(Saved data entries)
## BEGIN

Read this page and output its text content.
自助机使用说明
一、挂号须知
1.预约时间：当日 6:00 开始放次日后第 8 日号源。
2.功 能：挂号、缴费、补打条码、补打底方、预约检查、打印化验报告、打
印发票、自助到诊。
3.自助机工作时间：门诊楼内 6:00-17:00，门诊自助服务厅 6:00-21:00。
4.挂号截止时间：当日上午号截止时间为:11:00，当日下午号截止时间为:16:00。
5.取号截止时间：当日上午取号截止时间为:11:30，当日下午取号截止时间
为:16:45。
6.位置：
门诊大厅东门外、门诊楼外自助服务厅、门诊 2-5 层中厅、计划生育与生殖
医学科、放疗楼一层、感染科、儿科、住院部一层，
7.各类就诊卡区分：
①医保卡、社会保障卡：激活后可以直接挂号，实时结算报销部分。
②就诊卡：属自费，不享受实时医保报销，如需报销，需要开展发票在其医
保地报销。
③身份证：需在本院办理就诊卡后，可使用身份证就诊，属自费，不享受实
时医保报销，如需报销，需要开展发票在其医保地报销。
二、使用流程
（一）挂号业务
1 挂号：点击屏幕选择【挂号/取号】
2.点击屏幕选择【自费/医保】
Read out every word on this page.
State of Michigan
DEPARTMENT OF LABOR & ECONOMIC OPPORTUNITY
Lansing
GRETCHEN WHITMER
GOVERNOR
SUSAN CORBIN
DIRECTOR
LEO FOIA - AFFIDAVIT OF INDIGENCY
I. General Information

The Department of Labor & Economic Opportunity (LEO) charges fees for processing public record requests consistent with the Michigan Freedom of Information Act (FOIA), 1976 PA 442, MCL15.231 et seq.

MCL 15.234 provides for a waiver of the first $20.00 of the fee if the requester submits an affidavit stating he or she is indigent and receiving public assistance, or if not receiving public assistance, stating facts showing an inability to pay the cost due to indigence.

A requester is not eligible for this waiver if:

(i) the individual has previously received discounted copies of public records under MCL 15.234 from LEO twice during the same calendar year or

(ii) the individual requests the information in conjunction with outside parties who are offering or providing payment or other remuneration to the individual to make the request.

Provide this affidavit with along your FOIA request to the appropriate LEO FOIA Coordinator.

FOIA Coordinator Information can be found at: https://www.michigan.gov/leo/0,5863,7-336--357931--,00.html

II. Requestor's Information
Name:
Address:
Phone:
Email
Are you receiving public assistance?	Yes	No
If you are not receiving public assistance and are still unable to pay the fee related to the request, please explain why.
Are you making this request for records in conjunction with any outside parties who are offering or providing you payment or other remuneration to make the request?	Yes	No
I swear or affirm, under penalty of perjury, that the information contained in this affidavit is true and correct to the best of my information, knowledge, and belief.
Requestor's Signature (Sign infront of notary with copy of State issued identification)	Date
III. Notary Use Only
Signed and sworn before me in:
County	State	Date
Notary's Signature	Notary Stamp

## END

- [EXERCISE BRIEF]: In the records above, how many lines hold the string "如需报销"? Reply with only the number.

- [FULL OUTPUT]: 2